- _Material provided_:

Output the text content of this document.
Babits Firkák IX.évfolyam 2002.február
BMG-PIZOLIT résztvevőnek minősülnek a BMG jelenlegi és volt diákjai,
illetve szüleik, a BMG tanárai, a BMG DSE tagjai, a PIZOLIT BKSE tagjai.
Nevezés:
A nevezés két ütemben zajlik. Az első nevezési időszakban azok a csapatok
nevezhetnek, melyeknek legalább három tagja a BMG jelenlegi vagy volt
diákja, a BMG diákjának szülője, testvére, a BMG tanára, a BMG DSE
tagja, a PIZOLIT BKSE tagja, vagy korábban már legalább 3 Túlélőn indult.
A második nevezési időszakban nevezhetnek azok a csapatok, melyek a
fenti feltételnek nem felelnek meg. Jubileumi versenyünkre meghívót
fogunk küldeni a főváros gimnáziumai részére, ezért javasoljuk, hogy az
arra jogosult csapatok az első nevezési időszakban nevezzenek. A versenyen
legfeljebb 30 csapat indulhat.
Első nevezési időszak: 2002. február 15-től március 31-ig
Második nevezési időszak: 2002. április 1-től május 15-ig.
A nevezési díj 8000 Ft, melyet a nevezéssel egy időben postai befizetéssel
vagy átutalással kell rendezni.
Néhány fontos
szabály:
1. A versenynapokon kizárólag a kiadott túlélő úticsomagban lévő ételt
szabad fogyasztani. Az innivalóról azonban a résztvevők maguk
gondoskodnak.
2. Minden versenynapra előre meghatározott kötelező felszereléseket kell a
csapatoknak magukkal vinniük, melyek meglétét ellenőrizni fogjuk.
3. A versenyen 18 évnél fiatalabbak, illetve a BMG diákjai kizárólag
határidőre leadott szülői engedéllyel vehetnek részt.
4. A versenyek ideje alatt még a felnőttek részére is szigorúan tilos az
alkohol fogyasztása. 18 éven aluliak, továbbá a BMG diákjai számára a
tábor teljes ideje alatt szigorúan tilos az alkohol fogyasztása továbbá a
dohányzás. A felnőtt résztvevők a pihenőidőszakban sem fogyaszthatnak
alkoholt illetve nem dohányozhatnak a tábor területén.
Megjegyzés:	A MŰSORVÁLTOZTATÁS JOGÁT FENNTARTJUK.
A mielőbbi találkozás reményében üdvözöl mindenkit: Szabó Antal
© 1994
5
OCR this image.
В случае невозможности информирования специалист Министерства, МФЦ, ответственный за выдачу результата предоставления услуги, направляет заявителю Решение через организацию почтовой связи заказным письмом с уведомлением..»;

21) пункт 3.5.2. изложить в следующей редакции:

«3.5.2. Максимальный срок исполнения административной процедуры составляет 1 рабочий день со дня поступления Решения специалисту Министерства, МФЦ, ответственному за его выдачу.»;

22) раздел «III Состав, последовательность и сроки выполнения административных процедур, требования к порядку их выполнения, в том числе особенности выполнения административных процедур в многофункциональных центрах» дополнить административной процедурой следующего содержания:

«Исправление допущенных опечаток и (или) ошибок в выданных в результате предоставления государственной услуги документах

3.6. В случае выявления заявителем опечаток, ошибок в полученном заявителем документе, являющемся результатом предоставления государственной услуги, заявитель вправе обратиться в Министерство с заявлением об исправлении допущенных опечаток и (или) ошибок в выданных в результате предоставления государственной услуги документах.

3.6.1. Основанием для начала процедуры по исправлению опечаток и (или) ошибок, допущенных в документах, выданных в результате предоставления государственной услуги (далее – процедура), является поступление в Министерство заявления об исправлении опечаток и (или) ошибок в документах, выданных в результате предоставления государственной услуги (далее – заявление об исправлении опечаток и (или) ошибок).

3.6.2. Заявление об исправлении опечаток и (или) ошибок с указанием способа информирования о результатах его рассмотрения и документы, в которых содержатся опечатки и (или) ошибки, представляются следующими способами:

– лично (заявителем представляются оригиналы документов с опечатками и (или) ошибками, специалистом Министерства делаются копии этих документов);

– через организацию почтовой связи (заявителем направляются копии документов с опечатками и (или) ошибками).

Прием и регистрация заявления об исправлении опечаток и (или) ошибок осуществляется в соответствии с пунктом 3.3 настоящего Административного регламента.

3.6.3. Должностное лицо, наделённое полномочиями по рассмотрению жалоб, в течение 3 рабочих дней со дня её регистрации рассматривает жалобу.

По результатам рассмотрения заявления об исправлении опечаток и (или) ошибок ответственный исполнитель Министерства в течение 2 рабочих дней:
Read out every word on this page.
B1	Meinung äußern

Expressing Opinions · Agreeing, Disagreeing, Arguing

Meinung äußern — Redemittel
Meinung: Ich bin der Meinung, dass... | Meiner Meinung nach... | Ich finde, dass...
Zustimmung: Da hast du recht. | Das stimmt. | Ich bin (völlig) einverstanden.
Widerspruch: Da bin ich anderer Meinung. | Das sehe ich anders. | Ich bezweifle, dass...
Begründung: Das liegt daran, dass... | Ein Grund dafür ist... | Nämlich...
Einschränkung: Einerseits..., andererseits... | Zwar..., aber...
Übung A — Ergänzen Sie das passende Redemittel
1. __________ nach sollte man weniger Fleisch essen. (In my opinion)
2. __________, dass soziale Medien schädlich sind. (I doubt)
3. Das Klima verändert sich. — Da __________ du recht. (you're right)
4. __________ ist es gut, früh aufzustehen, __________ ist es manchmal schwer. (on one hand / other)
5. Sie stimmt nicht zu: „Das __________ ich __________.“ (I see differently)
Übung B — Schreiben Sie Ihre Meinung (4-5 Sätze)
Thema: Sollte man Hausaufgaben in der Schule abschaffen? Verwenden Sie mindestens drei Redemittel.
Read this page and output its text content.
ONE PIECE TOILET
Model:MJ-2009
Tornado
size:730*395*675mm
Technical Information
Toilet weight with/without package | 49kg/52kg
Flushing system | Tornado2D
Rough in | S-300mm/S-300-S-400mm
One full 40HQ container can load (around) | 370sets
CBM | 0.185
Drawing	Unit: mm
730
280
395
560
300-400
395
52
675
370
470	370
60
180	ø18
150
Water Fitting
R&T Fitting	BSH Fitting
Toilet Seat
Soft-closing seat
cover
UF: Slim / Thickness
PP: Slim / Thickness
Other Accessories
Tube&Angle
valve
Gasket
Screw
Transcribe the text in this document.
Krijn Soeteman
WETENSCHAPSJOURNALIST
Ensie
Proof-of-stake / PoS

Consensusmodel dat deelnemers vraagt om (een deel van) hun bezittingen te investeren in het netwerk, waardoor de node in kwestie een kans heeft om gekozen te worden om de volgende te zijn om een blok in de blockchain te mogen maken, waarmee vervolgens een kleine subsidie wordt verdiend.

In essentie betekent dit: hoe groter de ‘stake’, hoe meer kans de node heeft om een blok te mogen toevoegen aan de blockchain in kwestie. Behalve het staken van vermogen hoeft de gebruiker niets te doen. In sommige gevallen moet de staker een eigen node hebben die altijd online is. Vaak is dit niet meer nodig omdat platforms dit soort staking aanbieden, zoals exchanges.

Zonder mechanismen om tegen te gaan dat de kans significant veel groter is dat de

- _What you are asked to do_: Locate "Transcribe the text in this document." in the data above. Then repeat, exactly, its line and each line after it through the last, adding nothing.

- _Solution to the problem_:
Transcribe the text in this document.
Krijn Soeteman
WETENSCHAPSJOURNALIST
Ensie
Proof-of-stake / PoS

Consensusmodel dat deelnemers vraagt om (een deel van) hun bezittingen te investeren in het netwerk, waardoor de node in kwestie een kans heeft om gekozen te worden om de volgende te zijn om een blok in de blockchain te mogen maken, waarmee vervolgens een kleine subsidie wordt verdiend.

In essentie betekent dit: hoe groter de ‘stake’, hoe meer kans de node heeft om een blok te mogen toevoegen aan de blockchain in kwestie. Behalve het staken van vermogen hoeft de gebruiker niets te doen. In sommige gevallen moet de staker een eigen node hebben die altijd online is. Vaak is dit niet meer nodig omdat platforms dit soort staking aanbieden, zoals exchanges.

Zonder mechanismen om tegen te gaan dat de kans significant veel groter is dat de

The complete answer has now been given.